*** Task material
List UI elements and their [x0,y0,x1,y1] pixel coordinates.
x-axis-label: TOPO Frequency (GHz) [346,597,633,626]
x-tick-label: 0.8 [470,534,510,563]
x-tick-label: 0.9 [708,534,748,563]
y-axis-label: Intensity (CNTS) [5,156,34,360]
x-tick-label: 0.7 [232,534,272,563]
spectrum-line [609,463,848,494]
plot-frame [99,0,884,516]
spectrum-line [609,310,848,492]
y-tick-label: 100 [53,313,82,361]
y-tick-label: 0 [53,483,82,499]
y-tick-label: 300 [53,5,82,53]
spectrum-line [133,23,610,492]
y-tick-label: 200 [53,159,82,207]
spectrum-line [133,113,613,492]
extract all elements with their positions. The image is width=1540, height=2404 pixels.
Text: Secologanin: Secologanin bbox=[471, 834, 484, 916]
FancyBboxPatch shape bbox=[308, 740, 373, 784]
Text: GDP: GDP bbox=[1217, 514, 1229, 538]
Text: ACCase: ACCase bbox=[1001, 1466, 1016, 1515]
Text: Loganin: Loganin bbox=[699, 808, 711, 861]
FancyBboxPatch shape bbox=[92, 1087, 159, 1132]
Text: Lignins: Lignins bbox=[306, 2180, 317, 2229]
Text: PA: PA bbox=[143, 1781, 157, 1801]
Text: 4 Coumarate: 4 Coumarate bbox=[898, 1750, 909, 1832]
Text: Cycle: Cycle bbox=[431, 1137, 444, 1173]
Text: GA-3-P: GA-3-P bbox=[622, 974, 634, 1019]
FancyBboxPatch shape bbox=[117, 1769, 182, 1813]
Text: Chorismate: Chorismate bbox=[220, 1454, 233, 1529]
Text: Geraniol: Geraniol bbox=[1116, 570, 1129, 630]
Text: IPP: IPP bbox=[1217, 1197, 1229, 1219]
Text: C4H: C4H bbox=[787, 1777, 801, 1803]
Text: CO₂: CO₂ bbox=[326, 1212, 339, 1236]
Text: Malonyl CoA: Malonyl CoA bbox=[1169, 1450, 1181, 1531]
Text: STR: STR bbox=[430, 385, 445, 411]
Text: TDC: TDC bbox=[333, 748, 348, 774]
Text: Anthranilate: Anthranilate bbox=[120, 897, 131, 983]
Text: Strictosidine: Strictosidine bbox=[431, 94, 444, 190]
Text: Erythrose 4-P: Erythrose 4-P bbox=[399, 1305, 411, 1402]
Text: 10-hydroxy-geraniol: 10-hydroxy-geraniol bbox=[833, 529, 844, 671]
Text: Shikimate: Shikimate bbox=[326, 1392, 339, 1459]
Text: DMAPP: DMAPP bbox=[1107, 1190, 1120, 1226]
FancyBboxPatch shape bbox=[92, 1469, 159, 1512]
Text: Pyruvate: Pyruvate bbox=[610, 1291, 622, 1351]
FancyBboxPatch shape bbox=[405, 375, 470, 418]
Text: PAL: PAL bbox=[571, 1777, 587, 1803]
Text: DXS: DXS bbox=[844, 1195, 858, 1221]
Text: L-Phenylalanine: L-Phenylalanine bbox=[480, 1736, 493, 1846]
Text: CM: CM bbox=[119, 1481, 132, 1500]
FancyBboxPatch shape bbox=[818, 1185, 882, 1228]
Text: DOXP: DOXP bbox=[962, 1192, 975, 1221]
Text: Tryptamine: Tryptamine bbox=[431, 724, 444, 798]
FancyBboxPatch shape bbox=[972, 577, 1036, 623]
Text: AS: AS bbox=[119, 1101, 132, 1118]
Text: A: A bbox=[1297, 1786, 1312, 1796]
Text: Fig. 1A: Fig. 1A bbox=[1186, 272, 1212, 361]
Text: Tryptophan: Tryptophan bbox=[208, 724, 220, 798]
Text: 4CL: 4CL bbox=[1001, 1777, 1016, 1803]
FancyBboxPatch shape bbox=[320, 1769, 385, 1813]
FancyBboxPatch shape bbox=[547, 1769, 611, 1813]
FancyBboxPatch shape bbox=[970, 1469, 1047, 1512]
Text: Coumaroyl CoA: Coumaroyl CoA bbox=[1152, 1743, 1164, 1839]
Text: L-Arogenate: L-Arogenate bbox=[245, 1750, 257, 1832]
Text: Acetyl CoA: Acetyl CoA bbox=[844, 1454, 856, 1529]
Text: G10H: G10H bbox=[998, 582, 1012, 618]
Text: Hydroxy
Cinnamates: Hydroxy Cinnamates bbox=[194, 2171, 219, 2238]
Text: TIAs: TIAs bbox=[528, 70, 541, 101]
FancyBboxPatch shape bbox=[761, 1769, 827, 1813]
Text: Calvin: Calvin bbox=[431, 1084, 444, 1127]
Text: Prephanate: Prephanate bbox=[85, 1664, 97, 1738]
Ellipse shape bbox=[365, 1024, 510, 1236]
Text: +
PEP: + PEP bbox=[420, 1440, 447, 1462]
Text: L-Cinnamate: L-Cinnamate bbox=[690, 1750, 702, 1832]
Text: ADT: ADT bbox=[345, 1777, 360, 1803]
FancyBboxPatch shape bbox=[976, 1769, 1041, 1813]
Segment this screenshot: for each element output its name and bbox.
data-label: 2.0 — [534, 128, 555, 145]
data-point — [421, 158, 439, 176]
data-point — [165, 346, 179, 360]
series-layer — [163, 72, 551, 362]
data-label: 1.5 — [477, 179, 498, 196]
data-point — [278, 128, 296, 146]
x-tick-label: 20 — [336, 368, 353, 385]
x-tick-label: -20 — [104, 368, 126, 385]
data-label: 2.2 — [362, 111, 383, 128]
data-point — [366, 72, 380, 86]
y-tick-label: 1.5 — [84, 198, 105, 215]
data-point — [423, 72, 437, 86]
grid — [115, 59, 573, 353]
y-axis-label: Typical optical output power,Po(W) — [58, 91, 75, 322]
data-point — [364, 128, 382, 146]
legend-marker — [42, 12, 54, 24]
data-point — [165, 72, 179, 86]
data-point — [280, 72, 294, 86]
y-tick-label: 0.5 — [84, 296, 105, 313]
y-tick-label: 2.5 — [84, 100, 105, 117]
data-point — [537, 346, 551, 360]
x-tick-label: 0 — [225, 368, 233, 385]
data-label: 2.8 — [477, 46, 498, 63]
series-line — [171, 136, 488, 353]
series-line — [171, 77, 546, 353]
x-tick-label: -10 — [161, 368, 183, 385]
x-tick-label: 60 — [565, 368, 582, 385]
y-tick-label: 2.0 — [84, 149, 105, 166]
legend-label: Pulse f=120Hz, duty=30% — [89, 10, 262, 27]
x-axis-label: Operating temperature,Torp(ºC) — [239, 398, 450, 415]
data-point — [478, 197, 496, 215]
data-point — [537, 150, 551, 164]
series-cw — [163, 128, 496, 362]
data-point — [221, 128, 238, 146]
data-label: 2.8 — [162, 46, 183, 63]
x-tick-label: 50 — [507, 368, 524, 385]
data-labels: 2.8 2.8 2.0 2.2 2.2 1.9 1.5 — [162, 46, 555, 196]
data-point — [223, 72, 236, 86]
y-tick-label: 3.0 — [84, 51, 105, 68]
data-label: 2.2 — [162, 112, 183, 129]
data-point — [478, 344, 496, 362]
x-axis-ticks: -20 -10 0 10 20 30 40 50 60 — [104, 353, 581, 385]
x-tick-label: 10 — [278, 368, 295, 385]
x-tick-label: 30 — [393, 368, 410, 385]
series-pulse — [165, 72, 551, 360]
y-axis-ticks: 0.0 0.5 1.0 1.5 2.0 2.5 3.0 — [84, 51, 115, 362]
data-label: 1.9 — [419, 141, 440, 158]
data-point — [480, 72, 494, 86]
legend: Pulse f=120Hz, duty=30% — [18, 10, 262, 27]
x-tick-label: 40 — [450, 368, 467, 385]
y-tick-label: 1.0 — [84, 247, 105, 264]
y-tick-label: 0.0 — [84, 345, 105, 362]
******
- [Exercise] Render every one of the rows above as a Markdown table with two columns, Row and Content. Number the rows in order and leave out any blank lines.

- [Output of the exercise]
| Row | Content |
|---|---|
| 1 | List UI elements and their [x0,y0,x1,y1] pixel coordinates. |
| 2 | x-axis-label: TOPO Frequency (GHz) [346,597,633,626] |
| 3 | x-tick-label: 0.8 [470,534,510,563] |
| 4 | x-tick-label: 0.9 [708,534,748,563] |
| 5 | y-axis-label: Intensity (CNTS) [5,156,34,360] |
| 6 | x-tick-label: 0.7 [232,534,272,563] |
| 7 | spectrum-line [609,463,848,494] |
| 8 | plot-frame [99,0,884,516] |
| 9 | spectrum-line [609,310,848,492] |
| 10 | y-tick-label: 100 [53,313,82,361] |
| 11 | y-tick-label: 0 [53,483,82,499] |
| 12 | y-tick-label: 300 [53,5,82,53] |
| 13 | spectrum-line [133,23,610,492] |
| 14 | y-tick-label: 200 [53,159,82,207] |
| 15 | spectrum-line [133,113,613,492] |
| 16 | extract all elements with their positions. The image is width=1540, height=2404 pixels. |
| 17 | Text: Secologanin: Secologanin bbox=[471, 834, 484, 916] |
| 18 | FancyBboxPatch shape bbox=[308, 740, 373, 784] |
| 19 | Text: GDP: GDP bbox=[1217, 514, 1229, 538] |
| 20 | Text: ACCase: ACCase bbox=[1001, 1466, 1016, 1515] |
| 21 | Text: Loganin: Loganin bbox=[699, 808, 711, 861] |
| 22 | FancyBboxPatch shape bbox=[92, 1087, 159, 1132] |
| 23 | Text: Lignins: Lignins bbox=[306, 2180, 317, 2229] |
| 24 | Text: PA: PA bbox=[143, 1781, 157, 1801] |
| 25 | Text: 4 Coumarate: 4 Coumarate bbox=[898, 1750, 909, 1832] |
| 26 | Text: Cycle: Cycle bbox=[431, 1137, 444, 1173] |
| 27 | Text: GA-3-P: GA-3-P bbox=[622, 974, 634, 1019] |
| 28 | FancyBboxPatch shape bbox=[117, 1769, 182, 1813] |
| 29 | Text: Chorismate: Chorismate bbox=[220, 1454, 233, 1529] |
| 30 | Text: Geraniol: Geraniol bbox=[1116, 570, 1129, 630] |
| 31 | Text: IPP: IPP bbox=[1217, 1197, 1229, 1219] |
| 32 | Text: C4H: C4H bbox=[787, 1777, 801, 1803] |
| 33 | Text: CO₂: CO₂ bbox=[326, 1212, 339, 1236] |
| 34 | Text: Malonyl CoA: Malonyl CoA bbox=[1169, 1450, 1181, 1531] |
| 35 | Text: STR: STR bbox=[430, 385, 445, 411] |
| 36 | Text: TDC: TDC bbox=[333, 748, 348, 774] |
| 37 | Text: Anthranilate: Anthranilate bbox=[120, 897, 131, 983] |
| 38 | Text: Strictosidine: Strictosidine bbox=[431, 94, 444, 190] |
| 39 | Text: Erythrose 4-P: Erythrose 4-P bbox=[399, 1305, 411, 1402] |
| 40 | Text: 10-hydroxy-geraniol: 10-hydroxy-geraniol bbox=[833, 529, 844, 671] |
| 41 | Text: Shikimate: Shikimate bbox=[326, 1392, 339, 1459] |
| 42 | Text: DMAPP: DMAPP bbox=[1107, 1190, 1120, 1226] |
| 43 | FancyBboxPatch shape bbox=[92, 1469, 159, 1512] |
| 44 | Text: Pyruvate: Pyruvate bbox=[610, 1291, 622, 1351] |
| 45 | FancyBboxPatch shape bbox=[405, 375, 470, 418] |
| 46 | Text: PAL: PAL bbox=[571, 1777, 587, 1803] |
| 47 | Text: DXS: DXS bbox=[844, 1195, 858, 1221] |
| 48 | Text: L-Phenylalanine: L-Phenylalanine bbox=[480, 1736, 493, 1846] |
| 49 | Text: CM: CM bbox=[119, 1481, 132, 1500] |
| 50 | FancyBboxPatch shape bbox=[818, 1185, 882, 1228] |
| 51 | Text: DOXP: DOXP bbox=[962, 1192, 975, 1221] |
| 52 | Text: Tryptamine: Tryptamine bbox=[431, 724, 444, 798] |
| 53 | FancyBboxPatch shape bbox=[972, 577, 1036, 623] |
| 54 | Text: AS: AS bbox=[119, 1101, 132, 1118] |
| 55 | Text: A: A bbox=[1297, 1786, 1312, 1796] |
| 56 | Text: Fig. 1A: Fig. 1A bbox=[1186, 272, 1212, 361] |
| 57 | Text: Tryptophan: Tryptophan bbox=[208, 724, 220, 798] |
| 58 | Text: 4CL: 4CL bbox=[1001, 1777, 1016, 1803] |
| 59 | FancyBboxPatch shape bbox=[320, 1769, 385, 1813] |
| 60 | FancyBboxPatch shape bbox=[547, 1769, 611, 1813] |
| 61 | FancyBboxPatch shape bbox=[970, 1469, 1047, 1512] |
| 62 | Text: Coumaroyl CoA: Coumaroyl CoA bbox=[1152, 1743, 1164, 1839] |
| 63 | Text: L-Arogenate: L-Arogenate bbox=[245, 1750, 257, 1832] |
| 64 | Text: Acetyl CoA: Acetyl CoA bbox=[844, 1454, 856, 1529] |
| 65 | Text: G10H: G10H bbox=[998, 582, 1012, 618] |
| 66 | Text: Hydroxy |
| 67 | Cinnamates: Hydroxy Cinnamates bbox=[194, 2171, 219, 2238] |
| 68 | Text: TIAs: TIAs bbox=[528, 70, 541, 101] |
| 69 | FancyBboxPatch shape bbox=[761, 1769, 827, 1813] |
| 70 | Text: Calvin: Calvin bbox=[431, 1084, 444, 1127] |
| 71 | Text: Prephanate: Prephanate bbox=[85, 1664, 97, 1738] |
| 72 | Ellipse shape bbox=[365, 1024, 510, 1236] |
| 73 | Text: + |
| 74 | PEP: + PEP bbox=[420, 1440, 447, 1462] |
| 75 | Text: L-Cinnamate: L-Cinnamate bbox=[690, 1750, 702, 1832] |
| 76 | Text: ADT: ADT bbox=[345, 1777, 360, 1803] |
| 77 | FancyBboxPatch shape bbox=[976, 1769, 1041, 1813] |
| 78 | Segment this screenshot: for each element output its name and bbox. |
| 79 | data-label: 2.0 — [534, 128, 555, 145] |
| 80 | data-point — [421, 158, 439, 176] |
| 81 | data-point — [165, 346, 179, 360] |
| 82 | series-layer — [163, 72, 551, 362] |
| 83 | data-label: 1.5 — [477, 179, 498, 196] |
| 84 | data-point — [278, 128, 296, 146] |
| 85 | x-tick-label: 20 — [336, 368, 353, 385] |
| 86 | x-tick-label: -20 — [104, 368, 126, 385] |
| 87 | data-label: 2.2 — [362, 111, 383, 128] |
| 88 | data-point — [366, 72, 380, 86] |
| 89 | y-tick-label: 1.5 — [84, 198, 105, 215] |
| 90 | data-point — [423, 72, 437, 86] |
| 91 | grid — [115, 59, 573, 353] |
| 92 | y-axis-label: Typical optical output power,Po(W) — [58, 91, 75, 322] |
| 93 | data-point — [364, 128, 382, 146] |
| 94 | legend-marker — [42, 12, 54, 24] |
| 95 | data-point — [165, 72, 179, 86] |
| 96 | data-point — [280, 72, 294, 86] |
| 97 | y-tick-label: 0.5 — [84, 296, 105, 313] |
| 98 | y-tick-label: 2.5 — [84, 100, 105, 117] |
| 99 | data-point — [537, 346, 551, 360] |
| 100 | x-tick-label: 0 — [225, 368, 233, 385] |
| 101 | data-label: 2.8 — [477, 46, 498, 63] |
| 102 | series-line — [171, 136, 488, 353] |
| 103 | series-line — [171, 77, 546, 353] |
| 104 | x-tick-label: -10 — [161, 368, 183, 385] |
| 105 | x-tick-label: 60 — [565, 368, 582, 385] |
| 106 | y-tick-label: 2.0 — [84, 149, 105, 166] |
| 107 | legend-label: Pulse f=120Hz, duty=30% — [89, 10, 262, 27] |
| 108 | x-axis-label: Operating temperature,Torp(ºC) — [239, 398, 450, 415] |
| 109 | data-point — [478, 197, 496, 215] |
| 110 | data-point — [537, 150, 551, 164] |
| 111 | series-cw — [163, 128, 496, 362] |
| 112 | data-point — [221, 128, 238, 146] |
| 113 | data-label: 2.8 — [162, 46, 183, 63] |
| 114 | x-tick-label: 50 — [507, 368, 524, 385] |
| 115 | data-labels: 2.8 2.8 2.0 2.2 2.2 1.9 1.5 — [162, 46, 555, 196] |
| 116 | data-point — [223, 72, 236, 86] |
| 117 | y-tick-label: 3.0 — [84, 51, 105, 68] |
| 118 | data-label: 2.2 — [162, 112, 183, 129] |
| 119 | data-point — [478, 344, 496, 362] |
| 120 | x-axis-ticks: -20 -10 0 10 20 30 40 50 60 — [104, 353, 581, 385] |
| 121 | x-tick-label: 10 — [278, 368, 295, 385] |
| 122 | x-tick-label: 30 — [393, 368, 410, 385] |
| 123 | series-pulse — [165, 72, 551, 360] |
| 124 | y-axis-ticks: 0.0 0.5 1.0 1.5 2.0 2.5 3.0 — [84, 51, 115, 362] |
| 125 | data-label: 1.9 — [419, 141, 440, 158] |
| 126 | data-point — [480, 72, 494, 86] |
| 127 | legend: Pulse f=120Hz, duty=30% — [18, 10, 262, 27] |
| 128 | x-tick-label: 40 — [450, 368, 467, 385] |
| 129 | y-tick-label: 1.0 — [84, 247, 105, 264] |
| 130 | y-tick-label: 0.0 — [84, 345, 105, 362] |